Prompt — In the listing below, find every line with the string "bouton" and pull it out.

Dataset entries

= = =

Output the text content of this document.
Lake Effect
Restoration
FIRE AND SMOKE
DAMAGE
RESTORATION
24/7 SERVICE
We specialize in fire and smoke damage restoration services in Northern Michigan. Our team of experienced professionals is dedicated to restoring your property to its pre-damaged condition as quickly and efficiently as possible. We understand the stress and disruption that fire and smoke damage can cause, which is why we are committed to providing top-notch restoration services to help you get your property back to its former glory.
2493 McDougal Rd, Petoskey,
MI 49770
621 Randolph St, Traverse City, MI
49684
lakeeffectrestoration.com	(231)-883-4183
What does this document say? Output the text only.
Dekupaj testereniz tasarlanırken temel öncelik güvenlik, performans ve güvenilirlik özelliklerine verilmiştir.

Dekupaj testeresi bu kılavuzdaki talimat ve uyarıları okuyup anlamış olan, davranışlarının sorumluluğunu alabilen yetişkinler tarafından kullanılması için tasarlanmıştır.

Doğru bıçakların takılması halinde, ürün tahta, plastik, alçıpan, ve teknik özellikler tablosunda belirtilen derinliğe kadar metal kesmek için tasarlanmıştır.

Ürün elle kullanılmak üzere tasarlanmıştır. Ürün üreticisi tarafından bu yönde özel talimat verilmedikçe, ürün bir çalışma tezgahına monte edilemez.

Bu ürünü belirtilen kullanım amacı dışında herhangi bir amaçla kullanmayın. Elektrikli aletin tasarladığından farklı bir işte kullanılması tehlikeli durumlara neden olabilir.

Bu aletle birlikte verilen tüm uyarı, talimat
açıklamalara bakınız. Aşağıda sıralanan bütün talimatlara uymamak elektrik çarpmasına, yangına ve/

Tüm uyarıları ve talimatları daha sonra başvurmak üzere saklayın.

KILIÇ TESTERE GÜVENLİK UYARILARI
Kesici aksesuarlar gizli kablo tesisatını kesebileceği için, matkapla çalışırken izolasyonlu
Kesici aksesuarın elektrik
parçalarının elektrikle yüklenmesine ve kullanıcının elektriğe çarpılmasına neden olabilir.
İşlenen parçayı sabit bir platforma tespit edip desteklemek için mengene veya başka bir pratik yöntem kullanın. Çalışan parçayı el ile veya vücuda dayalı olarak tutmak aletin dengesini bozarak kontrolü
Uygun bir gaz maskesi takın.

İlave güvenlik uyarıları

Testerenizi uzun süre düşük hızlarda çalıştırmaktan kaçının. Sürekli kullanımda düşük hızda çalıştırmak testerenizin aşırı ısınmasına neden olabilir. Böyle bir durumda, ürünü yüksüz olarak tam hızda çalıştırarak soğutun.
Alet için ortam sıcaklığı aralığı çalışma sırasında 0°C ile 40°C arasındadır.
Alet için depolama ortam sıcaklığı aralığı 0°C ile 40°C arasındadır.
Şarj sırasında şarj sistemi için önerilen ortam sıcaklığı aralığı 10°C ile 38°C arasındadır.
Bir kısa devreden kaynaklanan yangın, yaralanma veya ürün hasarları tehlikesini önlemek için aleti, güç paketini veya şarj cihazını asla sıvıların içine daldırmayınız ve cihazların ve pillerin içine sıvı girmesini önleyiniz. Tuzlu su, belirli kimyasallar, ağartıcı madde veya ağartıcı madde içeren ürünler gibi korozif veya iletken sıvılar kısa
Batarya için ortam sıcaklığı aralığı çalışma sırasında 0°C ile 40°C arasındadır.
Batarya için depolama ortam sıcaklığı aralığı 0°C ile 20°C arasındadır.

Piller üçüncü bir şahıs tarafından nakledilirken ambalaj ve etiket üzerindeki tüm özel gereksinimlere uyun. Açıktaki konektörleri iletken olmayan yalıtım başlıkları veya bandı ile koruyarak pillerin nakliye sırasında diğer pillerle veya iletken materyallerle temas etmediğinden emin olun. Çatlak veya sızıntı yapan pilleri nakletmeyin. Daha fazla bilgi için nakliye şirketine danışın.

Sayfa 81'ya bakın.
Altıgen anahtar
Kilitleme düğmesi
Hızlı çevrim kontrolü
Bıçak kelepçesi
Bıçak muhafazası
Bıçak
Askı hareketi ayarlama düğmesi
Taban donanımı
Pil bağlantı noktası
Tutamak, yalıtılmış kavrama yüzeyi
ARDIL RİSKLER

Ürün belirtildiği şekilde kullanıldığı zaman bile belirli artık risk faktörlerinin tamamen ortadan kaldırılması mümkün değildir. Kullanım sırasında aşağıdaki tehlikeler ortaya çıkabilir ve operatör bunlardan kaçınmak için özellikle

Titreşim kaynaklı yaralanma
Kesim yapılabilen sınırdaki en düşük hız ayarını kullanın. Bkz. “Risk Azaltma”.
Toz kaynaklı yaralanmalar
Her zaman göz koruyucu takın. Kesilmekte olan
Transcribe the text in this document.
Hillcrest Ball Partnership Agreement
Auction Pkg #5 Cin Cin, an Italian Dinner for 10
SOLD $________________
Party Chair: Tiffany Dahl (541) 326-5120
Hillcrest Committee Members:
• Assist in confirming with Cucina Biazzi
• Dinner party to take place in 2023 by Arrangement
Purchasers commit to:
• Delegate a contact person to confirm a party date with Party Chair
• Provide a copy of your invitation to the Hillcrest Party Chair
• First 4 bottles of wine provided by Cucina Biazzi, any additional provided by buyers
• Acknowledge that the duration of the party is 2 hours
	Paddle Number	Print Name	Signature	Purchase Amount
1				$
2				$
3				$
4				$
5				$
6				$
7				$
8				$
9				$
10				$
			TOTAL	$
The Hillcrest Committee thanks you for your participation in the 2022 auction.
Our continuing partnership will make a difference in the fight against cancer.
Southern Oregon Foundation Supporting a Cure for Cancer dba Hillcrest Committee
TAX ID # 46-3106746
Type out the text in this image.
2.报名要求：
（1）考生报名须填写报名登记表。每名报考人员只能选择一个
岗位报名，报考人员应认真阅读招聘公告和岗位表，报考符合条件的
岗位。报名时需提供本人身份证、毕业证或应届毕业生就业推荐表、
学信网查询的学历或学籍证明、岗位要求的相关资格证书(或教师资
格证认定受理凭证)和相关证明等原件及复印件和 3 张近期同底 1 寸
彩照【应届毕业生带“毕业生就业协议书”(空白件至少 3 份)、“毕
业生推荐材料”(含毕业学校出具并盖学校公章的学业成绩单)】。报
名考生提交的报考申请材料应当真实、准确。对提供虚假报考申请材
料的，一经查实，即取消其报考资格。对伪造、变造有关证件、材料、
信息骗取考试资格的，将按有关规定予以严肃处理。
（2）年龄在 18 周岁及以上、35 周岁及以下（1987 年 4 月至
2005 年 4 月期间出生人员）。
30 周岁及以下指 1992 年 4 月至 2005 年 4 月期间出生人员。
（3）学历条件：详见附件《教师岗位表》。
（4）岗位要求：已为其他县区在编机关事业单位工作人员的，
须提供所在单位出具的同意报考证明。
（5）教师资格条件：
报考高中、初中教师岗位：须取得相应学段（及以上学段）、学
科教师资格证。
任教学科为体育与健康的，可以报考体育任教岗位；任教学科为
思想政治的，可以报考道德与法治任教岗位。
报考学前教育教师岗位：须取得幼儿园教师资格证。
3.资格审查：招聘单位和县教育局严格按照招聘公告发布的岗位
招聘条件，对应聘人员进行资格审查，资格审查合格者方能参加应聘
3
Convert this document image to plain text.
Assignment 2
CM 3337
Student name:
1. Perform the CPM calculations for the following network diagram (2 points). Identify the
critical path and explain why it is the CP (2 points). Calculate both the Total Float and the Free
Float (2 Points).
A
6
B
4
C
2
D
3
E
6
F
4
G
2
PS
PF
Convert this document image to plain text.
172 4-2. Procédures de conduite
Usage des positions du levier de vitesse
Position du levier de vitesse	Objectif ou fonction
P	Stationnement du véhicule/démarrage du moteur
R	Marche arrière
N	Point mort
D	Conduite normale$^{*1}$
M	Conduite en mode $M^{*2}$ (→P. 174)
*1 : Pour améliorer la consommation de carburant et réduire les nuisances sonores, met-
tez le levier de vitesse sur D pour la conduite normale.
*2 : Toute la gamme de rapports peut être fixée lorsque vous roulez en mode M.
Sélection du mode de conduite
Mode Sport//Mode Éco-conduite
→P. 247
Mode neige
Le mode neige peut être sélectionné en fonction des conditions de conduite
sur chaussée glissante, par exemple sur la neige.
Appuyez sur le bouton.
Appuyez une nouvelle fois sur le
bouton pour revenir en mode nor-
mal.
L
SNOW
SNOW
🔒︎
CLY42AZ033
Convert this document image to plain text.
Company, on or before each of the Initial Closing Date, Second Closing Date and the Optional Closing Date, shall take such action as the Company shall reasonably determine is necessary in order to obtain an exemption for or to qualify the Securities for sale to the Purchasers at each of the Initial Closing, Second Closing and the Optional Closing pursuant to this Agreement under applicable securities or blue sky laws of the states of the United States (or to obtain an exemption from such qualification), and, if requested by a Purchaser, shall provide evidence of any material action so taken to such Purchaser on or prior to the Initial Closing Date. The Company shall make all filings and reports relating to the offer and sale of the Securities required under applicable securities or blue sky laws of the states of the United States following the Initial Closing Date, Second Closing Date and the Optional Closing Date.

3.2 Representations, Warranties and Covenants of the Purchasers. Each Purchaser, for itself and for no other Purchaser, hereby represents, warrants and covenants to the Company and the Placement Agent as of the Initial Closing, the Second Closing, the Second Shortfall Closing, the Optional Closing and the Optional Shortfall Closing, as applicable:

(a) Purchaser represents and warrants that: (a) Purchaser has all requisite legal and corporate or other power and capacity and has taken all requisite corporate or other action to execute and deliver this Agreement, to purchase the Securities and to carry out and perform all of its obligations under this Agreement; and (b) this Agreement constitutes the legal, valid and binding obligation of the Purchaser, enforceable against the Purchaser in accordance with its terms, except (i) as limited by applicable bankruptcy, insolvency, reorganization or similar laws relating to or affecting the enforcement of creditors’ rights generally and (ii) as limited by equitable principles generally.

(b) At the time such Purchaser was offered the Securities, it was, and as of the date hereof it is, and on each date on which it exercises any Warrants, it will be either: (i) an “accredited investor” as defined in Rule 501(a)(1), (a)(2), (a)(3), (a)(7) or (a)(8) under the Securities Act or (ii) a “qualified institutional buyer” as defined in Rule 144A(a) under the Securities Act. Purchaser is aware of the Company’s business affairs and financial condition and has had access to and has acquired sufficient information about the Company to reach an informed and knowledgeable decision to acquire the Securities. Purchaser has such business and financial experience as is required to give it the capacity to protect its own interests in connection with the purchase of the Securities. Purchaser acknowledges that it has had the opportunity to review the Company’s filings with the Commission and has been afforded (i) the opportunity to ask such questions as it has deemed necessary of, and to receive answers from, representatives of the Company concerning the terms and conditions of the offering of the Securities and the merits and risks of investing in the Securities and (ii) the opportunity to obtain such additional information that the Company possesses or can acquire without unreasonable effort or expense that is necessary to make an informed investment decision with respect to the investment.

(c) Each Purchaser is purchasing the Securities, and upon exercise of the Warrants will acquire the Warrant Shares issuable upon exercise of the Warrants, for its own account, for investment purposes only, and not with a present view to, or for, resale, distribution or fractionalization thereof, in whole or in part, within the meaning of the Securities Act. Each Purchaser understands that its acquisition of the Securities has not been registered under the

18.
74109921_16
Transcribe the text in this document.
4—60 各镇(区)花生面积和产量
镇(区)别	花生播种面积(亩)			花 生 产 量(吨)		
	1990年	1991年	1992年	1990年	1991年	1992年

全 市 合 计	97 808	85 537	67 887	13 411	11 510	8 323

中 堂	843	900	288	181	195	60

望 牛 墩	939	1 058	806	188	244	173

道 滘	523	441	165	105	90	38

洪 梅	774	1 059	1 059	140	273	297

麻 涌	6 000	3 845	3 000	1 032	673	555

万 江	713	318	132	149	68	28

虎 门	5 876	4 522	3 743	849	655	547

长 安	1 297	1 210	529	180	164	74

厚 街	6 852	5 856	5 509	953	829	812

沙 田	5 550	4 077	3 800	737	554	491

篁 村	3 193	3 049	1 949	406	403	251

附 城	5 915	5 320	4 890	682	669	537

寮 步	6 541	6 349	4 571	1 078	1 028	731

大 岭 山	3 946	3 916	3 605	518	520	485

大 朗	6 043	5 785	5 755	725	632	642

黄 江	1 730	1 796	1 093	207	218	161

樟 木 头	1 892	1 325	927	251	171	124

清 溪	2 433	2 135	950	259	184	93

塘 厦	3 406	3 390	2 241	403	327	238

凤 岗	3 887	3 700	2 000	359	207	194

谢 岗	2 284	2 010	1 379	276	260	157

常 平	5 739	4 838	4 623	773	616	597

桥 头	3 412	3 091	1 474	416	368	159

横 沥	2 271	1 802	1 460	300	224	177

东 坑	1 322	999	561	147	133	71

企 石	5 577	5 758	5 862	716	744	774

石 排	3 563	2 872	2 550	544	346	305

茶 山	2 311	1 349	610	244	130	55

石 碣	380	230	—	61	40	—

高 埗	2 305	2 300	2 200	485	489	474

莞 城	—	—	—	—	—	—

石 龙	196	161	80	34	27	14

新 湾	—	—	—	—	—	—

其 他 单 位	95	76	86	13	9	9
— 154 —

= = =

Output below —
Appuyez sur le bouton.
bouton pour revenir en mode nor-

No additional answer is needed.